### [WORK TO COMPLETE]
Transcribe all of the data verbatim, please, and leave out its pictures.

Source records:
******************************
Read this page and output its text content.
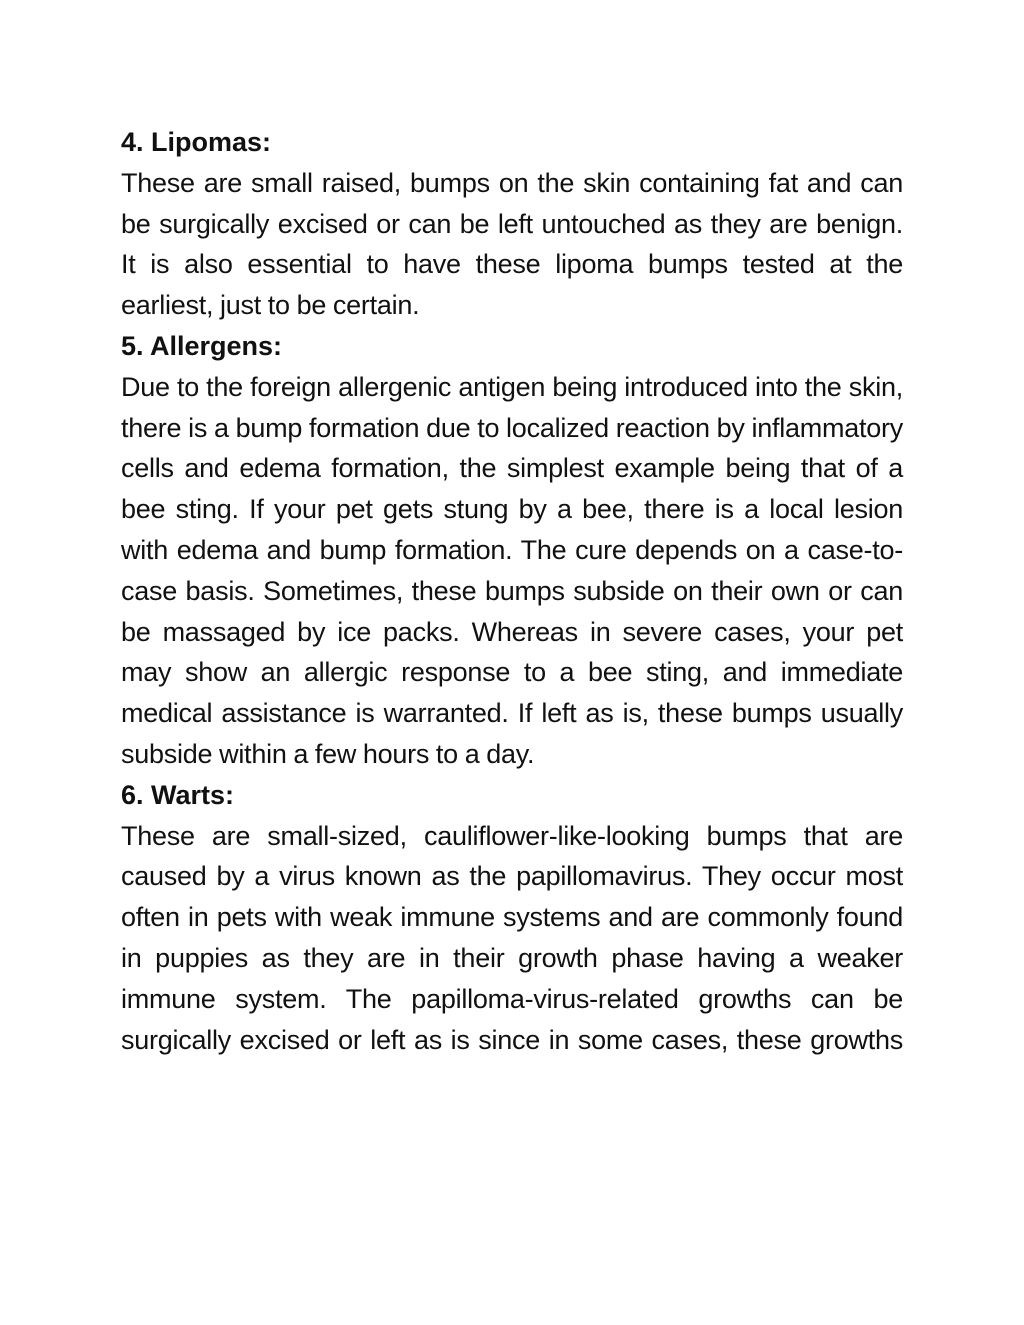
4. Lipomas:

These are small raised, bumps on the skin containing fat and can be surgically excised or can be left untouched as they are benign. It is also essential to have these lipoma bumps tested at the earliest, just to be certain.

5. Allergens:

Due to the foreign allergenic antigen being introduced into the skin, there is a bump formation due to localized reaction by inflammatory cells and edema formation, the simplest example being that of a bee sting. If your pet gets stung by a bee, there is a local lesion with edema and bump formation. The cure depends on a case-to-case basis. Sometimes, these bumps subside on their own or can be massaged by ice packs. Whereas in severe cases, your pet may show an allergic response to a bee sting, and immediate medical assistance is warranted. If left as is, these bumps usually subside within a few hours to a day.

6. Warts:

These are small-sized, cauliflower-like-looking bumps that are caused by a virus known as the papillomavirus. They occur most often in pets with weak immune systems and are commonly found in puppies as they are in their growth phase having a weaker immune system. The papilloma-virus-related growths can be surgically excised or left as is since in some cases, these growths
******************************
### [COMPLETED TASK]
Read this page and output its text content.
4. Lipomas:

These are small raised, bumps on the skin containing fat and can be surgically excised or can be left untouched as they are benign. It is also essential to have these lipoma bumps tested at the earliest, just to be certain.

5. Allergens:

Due to the foreign allergenic antigen being introduced into the skin, there is a bump formation due to localized reaction by inflammatory cells and edema formation, the simplest example being that of a bee sting. If your pet gets stung by a bee, there is a local lesion with edema and bump formation. The cure depends on a case-to-case basis. Sometimes, these bumps subside on their own or can be massaged by ice packs. Whereas in severe cases, your pet may show an allergic response to a bee sting, and immediate medical assistance is warranted. If left as is, these bumps usually subside within a few hours to a day.

6. Warts:

These are small-sized, cauliflower-like-looking bumps that are caused by a virus known as the papillomavirus. They occur most often in pets with weak immune systems and are commonly found in puppies as they are in their growth phase having a weaker immune system. The papilloma-virus-related growths can be surgically excised or left as is since in some cases, these growths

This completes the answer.